Select all lines in the records that include "นและการประกอบอาช".

## ENTRIES SUPPLIED
[Begin]
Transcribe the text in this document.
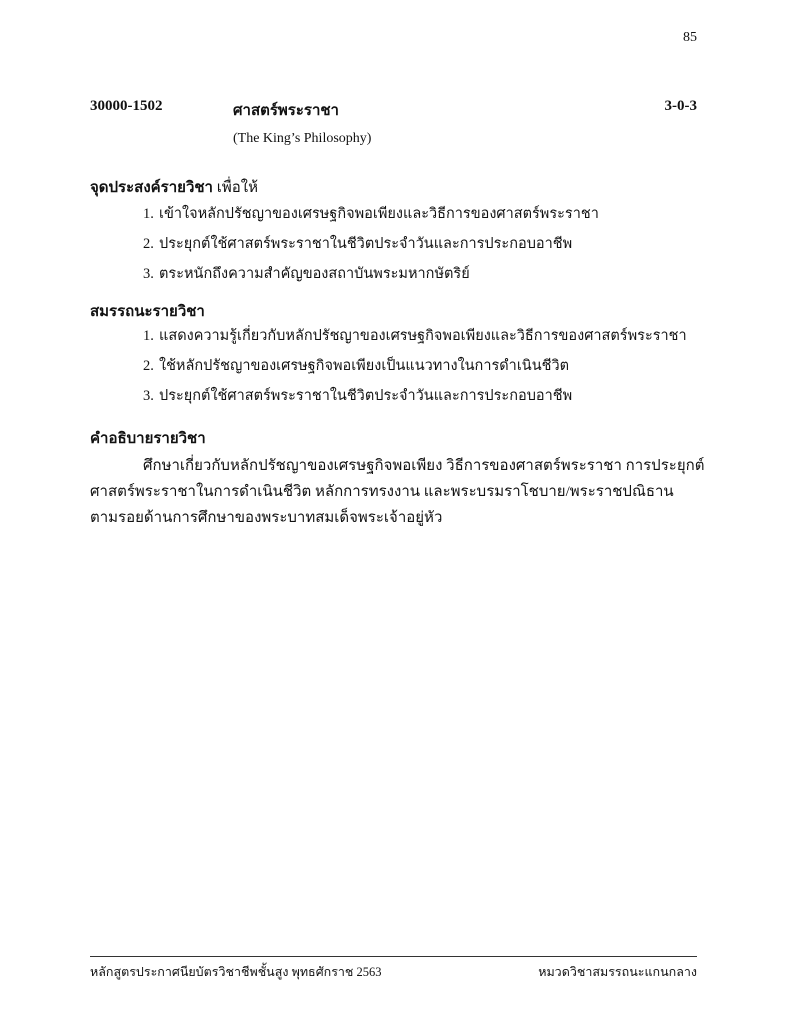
85
30000-1502	ศาสตร์พระราชา	3-0-3
(The King’s Philosophy)
จุดประสงค์รายวิชา เพื่อให้
1. เข้าใจหลักปรัชญาของเศรษฐกิจพอเพียงและวิธีการของศาสตร์พระราชา
2. ประยุกต์ใช้ศาสตร์พระราชาในชีวิตประจำวันและการประกอบอาชีพ
3. ตระหนักถึงความสำคัญของสถาบันพระมหากษัตริย์
สมรรถนะรายวิชา
1. แสดงความรู้เกี่ยวกับหลักปรัชญาของเศรษฐกิจพอเพียงและวิธีการของศาสตร์พระราชา
2. ใช้หลักปรัชญาของเศรษฐกิจพอเพียงเป็นแนวทางในการดำเนินชีวิต
3. ประยุกต์ใช้ศาสตร์พระราชาในชีวิตประจำวันและการประกอบอาชีพ
คำอธิบายรายวิชา
ศึกษาเกี่ยวกับหลักปรัชญาของเศรษฐกิจพอเพียง วิธีการของศาสตร์พระราชา การประยุกต์
ศาสตร์พระราชาในการดำเนินชีวิต หลักการทรงงาน และพระบรมราโชบาย/พระราชปณิธาน
ตามรอยด้านการศึกษาของพระบาทสมเด็จพระเจ้าอยู่หัว
หลักสูตรประกาศนียบัตรวิชาชีพชั้นสูง พุทธศักราช 2563	หมวดวิชาสมรรถนะแกนกลาง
[End]
## TASK RESPONSE
2. ประยุกต์ใช้ศาสตร์พระราชาในชีวิตประจำวันและการประกอบอาชีพ
3. ประยุกต์ใช้ศาสตร์พระราชาในชีวิตประจำวันและการประกอบอาชีพ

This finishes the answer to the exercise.